WHAT THIS TASK INVOLVES -
Pull out every line below holding the word "JSON".

──────── SUPPLIED INFORMATION

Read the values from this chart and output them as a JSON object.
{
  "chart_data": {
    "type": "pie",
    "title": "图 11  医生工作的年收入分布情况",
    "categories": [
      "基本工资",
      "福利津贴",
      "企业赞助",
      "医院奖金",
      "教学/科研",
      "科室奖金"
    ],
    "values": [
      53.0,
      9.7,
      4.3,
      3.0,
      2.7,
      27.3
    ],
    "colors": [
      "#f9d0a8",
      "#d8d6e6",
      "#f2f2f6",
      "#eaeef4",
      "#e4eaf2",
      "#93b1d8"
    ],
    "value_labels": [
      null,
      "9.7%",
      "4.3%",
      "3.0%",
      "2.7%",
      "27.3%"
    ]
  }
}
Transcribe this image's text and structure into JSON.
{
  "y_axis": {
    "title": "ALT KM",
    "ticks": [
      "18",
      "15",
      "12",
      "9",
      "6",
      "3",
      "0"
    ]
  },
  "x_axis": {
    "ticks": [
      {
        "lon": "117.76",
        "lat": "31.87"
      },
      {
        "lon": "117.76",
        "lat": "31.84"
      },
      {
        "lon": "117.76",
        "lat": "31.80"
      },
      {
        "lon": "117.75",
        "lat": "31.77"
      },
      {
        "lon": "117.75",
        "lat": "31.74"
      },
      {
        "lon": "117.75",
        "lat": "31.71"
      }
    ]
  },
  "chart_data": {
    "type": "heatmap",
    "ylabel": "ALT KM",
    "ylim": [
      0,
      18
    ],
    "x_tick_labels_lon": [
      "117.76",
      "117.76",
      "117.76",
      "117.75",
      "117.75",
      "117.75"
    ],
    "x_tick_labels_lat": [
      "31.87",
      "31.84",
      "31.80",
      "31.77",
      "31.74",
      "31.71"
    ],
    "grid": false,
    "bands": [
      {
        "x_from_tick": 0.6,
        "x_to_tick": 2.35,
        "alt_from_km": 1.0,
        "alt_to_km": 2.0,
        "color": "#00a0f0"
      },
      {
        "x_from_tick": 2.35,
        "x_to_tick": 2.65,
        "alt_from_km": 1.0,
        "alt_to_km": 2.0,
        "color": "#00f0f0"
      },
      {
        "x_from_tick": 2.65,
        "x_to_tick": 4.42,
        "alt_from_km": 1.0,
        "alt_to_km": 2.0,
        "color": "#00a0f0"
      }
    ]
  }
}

────────────────

TASK SOLUTION -
Read the values from this chart and output them as a JSON object.
Transcribe this image's text and structure into JSON.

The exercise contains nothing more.